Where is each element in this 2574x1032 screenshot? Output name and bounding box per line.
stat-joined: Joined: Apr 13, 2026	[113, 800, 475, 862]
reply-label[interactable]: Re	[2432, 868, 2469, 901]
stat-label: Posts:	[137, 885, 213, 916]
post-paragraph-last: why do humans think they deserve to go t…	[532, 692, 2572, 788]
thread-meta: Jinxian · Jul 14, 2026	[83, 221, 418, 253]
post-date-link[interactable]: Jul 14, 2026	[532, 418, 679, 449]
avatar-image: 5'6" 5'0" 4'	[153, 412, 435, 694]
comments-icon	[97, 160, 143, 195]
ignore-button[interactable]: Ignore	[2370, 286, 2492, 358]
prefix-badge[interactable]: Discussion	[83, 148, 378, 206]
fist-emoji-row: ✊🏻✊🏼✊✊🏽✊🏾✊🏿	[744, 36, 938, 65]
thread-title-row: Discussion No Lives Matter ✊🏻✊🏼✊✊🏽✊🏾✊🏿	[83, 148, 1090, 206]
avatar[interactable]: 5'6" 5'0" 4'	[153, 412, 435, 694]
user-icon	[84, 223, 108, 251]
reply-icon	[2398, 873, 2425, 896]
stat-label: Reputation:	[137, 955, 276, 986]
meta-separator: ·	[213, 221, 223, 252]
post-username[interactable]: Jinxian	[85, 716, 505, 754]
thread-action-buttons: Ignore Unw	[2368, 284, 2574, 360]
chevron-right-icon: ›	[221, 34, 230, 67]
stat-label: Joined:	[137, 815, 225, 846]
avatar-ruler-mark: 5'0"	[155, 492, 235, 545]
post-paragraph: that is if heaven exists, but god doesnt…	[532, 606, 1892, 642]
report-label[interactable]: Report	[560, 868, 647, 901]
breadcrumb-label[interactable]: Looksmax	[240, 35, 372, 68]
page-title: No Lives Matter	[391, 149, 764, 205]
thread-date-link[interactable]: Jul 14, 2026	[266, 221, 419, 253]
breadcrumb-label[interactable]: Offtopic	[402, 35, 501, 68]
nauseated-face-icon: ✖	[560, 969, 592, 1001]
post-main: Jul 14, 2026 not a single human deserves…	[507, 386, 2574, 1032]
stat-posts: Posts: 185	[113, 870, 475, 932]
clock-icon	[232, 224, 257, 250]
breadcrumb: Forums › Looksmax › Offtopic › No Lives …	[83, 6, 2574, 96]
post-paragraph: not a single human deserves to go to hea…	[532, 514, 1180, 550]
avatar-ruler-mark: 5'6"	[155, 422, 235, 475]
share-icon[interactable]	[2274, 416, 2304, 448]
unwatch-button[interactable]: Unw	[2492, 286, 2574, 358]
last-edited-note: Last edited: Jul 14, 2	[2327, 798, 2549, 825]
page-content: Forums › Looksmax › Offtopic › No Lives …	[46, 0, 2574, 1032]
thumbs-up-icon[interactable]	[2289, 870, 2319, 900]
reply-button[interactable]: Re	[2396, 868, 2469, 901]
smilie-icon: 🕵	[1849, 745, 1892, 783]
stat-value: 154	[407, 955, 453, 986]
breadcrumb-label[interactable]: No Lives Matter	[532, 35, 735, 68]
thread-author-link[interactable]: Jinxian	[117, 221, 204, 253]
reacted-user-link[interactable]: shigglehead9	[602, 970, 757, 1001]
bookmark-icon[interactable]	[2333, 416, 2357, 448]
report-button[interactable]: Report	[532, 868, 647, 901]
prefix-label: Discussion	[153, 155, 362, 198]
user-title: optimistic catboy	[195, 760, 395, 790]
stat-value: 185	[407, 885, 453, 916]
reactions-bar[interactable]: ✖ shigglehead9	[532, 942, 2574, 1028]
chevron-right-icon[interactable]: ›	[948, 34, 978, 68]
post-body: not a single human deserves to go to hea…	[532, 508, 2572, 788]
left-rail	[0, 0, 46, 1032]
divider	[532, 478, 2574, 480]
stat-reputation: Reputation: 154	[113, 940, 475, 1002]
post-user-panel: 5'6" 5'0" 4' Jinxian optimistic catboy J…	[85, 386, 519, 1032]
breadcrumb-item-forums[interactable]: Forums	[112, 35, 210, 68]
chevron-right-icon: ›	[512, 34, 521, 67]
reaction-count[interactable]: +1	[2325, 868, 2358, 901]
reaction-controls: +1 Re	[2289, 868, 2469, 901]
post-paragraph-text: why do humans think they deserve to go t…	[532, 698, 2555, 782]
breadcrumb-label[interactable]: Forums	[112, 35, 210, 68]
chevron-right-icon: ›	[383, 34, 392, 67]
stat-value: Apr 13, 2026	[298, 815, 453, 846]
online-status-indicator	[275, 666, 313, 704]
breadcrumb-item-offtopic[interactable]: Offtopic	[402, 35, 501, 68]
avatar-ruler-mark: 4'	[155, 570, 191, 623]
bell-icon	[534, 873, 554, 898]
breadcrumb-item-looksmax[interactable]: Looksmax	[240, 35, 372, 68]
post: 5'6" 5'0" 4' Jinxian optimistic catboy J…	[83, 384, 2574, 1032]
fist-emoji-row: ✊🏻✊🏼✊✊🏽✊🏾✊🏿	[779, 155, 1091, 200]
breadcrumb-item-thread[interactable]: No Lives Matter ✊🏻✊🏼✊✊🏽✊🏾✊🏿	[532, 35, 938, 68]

==

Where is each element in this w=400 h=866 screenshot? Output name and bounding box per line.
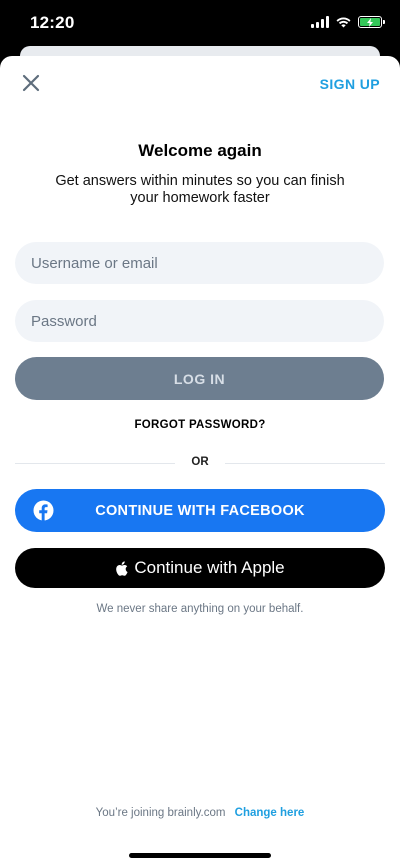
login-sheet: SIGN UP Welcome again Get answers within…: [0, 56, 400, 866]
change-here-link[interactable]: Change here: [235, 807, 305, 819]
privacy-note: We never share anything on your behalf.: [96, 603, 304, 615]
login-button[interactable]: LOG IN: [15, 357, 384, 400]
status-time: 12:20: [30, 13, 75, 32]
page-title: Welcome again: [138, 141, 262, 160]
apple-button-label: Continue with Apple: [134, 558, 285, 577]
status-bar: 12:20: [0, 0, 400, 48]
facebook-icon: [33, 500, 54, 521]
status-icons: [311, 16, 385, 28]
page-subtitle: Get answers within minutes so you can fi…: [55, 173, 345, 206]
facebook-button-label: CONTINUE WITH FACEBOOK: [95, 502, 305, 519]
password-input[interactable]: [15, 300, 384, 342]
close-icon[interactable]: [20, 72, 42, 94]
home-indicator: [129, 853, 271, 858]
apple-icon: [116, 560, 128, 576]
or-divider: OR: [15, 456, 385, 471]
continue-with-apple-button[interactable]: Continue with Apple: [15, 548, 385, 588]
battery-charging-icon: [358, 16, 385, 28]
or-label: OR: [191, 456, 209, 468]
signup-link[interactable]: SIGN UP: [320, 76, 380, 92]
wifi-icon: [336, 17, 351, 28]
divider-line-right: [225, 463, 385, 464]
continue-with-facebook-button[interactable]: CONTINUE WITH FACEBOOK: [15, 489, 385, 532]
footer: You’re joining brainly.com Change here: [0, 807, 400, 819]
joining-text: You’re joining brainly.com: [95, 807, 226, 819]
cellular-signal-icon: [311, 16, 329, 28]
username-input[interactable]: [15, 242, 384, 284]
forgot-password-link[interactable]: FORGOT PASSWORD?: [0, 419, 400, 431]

--

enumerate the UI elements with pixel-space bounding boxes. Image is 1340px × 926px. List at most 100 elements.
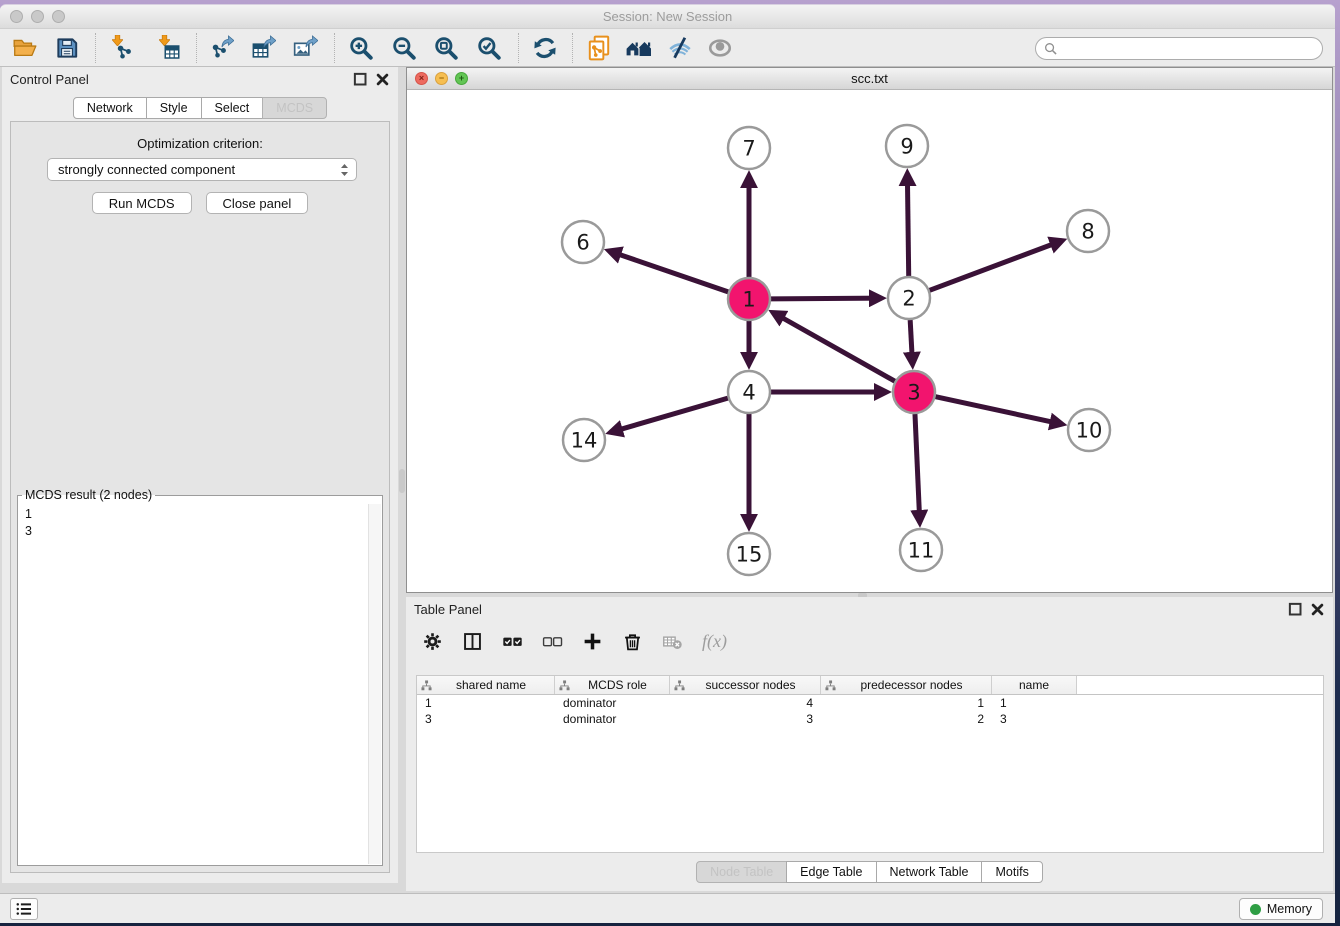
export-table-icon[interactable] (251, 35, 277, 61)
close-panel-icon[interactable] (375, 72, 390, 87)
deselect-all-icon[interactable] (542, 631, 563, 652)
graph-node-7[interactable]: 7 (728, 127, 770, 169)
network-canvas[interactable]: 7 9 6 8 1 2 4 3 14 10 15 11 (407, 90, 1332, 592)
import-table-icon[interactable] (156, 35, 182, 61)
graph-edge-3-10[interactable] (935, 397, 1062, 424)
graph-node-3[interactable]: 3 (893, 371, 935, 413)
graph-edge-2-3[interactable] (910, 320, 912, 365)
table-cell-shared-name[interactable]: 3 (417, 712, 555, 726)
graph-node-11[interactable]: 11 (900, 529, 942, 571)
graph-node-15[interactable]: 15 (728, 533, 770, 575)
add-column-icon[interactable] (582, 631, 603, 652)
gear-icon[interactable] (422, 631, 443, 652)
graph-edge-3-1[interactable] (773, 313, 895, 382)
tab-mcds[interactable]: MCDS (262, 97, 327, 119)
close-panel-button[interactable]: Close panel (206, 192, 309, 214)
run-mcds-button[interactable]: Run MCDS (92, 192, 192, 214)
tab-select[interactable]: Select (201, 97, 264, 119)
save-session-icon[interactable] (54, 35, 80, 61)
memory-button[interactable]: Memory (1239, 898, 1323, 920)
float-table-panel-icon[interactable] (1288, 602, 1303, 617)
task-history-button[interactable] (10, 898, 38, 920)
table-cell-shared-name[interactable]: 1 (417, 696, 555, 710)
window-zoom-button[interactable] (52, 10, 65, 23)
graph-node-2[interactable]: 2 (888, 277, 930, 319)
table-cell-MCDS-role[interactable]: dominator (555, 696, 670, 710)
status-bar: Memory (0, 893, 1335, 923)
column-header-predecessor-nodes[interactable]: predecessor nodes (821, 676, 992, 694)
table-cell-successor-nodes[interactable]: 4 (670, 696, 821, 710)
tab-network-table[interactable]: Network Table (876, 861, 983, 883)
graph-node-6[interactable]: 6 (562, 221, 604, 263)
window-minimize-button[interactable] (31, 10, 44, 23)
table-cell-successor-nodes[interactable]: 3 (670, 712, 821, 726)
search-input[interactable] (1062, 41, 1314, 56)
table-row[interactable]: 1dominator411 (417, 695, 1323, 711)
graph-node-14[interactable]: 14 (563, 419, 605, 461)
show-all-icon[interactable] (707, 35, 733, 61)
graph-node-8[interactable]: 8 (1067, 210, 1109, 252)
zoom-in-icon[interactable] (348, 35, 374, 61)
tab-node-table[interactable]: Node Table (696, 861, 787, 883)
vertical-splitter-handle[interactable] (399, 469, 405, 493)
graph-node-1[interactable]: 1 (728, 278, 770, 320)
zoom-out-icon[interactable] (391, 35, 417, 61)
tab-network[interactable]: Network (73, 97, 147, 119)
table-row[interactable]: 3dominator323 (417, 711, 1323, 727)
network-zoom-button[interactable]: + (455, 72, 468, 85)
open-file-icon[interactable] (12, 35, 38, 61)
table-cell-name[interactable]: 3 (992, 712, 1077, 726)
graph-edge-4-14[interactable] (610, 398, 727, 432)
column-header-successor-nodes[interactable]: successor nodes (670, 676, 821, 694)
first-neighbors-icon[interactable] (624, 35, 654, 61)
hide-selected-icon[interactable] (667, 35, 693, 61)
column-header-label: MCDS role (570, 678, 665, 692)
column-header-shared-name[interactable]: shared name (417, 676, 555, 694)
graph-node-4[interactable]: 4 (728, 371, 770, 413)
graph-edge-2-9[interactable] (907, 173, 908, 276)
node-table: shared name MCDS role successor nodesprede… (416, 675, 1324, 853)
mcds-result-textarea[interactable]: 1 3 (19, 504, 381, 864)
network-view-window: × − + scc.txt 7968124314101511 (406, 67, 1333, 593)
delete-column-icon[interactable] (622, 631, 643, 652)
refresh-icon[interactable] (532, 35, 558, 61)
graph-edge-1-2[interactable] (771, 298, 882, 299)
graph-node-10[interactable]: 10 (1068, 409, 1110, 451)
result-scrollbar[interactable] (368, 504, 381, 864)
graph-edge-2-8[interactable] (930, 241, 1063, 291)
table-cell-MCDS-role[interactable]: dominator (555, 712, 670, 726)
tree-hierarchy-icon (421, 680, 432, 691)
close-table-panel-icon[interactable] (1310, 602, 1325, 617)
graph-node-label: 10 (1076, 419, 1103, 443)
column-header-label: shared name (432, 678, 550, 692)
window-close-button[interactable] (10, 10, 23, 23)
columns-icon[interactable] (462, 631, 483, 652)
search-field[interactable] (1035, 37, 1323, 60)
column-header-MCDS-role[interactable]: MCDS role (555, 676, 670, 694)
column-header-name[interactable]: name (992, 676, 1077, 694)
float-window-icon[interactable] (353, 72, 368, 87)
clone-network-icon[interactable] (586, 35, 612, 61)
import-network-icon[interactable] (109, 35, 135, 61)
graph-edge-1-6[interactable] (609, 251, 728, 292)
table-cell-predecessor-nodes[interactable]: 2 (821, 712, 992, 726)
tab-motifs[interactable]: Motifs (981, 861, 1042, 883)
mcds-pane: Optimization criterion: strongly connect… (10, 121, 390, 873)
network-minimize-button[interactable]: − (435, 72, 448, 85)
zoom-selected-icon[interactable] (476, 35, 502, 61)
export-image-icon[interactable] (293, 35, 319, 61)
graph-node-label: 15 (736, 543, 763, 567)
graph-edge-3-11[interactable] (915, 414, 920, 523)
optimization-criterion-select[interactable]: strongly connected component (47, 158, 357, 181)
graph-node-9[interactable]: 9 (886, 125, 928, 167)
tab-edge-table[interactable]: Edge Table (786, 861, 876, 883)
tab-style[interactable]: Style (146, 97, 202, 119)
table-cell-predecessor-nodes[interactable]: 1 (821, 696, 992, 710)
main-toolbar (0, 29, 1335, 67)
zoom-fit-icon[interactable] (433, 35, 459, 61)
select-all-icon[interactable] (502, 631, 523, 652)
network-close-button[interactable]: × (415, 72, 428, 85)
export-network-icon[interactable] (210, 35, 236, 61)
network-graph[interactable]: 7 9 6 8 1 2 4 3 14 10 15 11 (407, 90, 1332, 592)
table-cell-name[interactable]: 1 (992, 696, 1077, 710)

▶ **Goal**
Identify each row above that contains the string "this", treating uppercase and lowercase as distinct, and copy every such row in full.

▶ **In response**
Where is each element in this 2574x1032 screenshot? Output name and bounding box per line.
Where is each element in this w=400 h=866 screenshot? Output name and bounding box per line.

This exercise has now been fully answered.